■ Task: Retype the material word for word.

(Data listing)
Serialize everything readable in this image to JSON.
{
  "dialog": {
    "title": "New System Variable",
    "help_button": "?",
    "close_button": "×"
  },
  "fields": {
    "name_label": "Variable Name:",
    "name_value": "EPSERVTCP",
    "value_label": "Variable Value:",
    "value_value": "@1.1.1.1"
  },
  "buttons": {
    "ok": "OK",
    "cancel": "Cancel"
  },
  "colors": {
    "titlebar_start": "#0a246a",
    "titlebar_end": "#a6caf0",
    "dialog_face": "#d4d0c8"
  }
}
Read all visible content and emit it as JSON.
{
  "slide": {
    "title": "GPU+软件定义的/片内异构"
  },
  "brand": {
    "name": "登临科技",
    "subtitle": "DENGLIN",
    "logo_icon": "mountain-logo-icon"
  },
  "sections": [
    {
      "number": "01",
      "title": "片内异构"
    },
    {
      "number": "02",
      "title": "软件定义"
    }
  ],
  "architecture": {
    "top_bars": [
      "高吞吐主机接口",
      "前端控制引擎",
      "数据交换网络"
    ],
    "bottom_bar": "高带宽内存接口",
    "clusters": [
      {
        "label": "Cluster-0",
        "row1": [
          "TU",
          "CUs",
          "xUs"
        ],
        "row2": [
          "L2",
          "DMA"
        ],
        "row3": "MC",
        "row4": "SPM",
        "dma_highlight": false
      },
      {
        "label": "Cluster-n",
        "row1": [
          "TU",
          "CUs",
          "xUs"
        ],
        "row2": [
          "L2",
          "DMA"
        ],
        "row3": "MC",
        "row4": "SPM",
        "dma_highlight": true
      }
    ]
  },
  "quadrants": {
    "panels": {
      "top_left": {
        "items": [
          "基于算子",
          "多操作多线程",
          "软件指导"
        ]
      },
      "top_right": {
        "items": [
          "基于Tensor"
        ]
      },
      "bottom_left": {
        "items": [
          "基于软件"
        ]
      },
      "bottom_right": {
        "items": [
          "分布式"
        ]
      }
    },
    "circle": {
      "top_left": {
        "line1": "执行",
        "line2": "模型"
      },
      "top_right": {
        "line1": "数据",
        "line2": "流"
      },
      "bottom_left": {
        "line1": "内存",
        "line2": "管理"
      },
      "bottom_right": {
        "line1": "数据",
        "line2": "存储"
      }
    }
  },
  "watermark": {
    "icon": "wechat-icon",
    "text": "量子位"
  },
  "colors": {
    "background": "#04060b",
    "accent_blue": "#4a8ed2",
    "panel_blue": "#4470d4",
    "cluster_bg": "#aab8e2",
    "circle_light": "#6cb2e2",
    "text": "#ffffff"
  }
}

■ Task answer:
Serialize everything readable in this image to JSON.
{
  "dialog": {
    "title": "New System Variable",
    "help_button": "?",
    "close_button": "×"
  },
  "fields": {
    "name_label": "Variable Name:",
    "name_value": "EPSERVTCP",
    "value_label": "Variable Value:",
    "value_value": "@1.1.1.1"
  },
  "buttons": {
    "ok": "OK",
    "cancel": "Cancel"
  },
  "colors": {
    "titlebar_start": "#0a246a",
    "titlebar_end": "#a6caf0",
    "dialog_face": "#d4d0c8"
  }
}
Read all visible content and emit it as JSON.
{
  "slide": {
    "title": "GPU+软件定义的/片内异构"
  },
  "brand": {
    "name": "登临科技",
    "subtitle": "DENGLIN",
    "logo_icon": "mountain-logo-icon"
  },
  "sections": [
    {
      "number": "01",
      "title": "片内异构"
    },
    {
      "number": "02",
      "title": "软件定义"
    }
  ],
  "architecture": {
    "top_bars": [
      "高吞吐主机接口",
      "前端控制引擎",
      "数据交换网络"
    ],
    "bottom_bar": "高带宽内存接口",
    "clusters": [
      {
        "label": "Cluster-0",
        "row1": [
          "TU",
          "CUs",
          "xUs"
        ],
        "row2": [
          "L2",
          "DMA"
        ],
        "row3": "MC",
        "row4": "SPM",
        "dma_highlight": false
      },
      {
        "label": "Cluster-n",
        "row1": [
          "TU",
          "CUs",
          "xUs"
        ],
        "row2": [
          "L2",
          "DMA"
        ],
        "row3": "MC",
        "row4": "SPM",
        "dma_highlight": true
      }
    ]
  },
  "quadrants": {
    "panels": {
      "top_left": {
        "items": [
          "基于算子",
          "多操作多线程",
          "软件指导"
        ]
      },
      "top_right": {
        "items": [
          "基于Tensor"
        ]
      },
      "bottom_left": {
        "items": [
          "基于软件"
        ]
      },
      "bottom_right": {
        "items": [
          "分布式"
        ]
      }
    },
    "circle": {
      "top_left": {
        "line1": "执行",
        "line2": "模型"
      },
      "top_right": {
        "line1": "数据",
        "line2": "流"
      },
      "bottom_left": {
        "line1": "内存",
        "line2": "管理"
      },
      "bottom_right": {
        "line1": "数据",
        "line2": "存储"
      }
    }
  },
  "watermark": {
    "icon": "wechat-icon",
    "text": "量子位"
  },
  "colors": {
    "background": "#04060b",
    "accent_blue": "#4a8ed2",
    "panel_blue": "#4470d4",
    "cluster_bg": "#aab8e2",
    "circle_light": "#6cb2e2",
    "text": "#ffffff"
  }
}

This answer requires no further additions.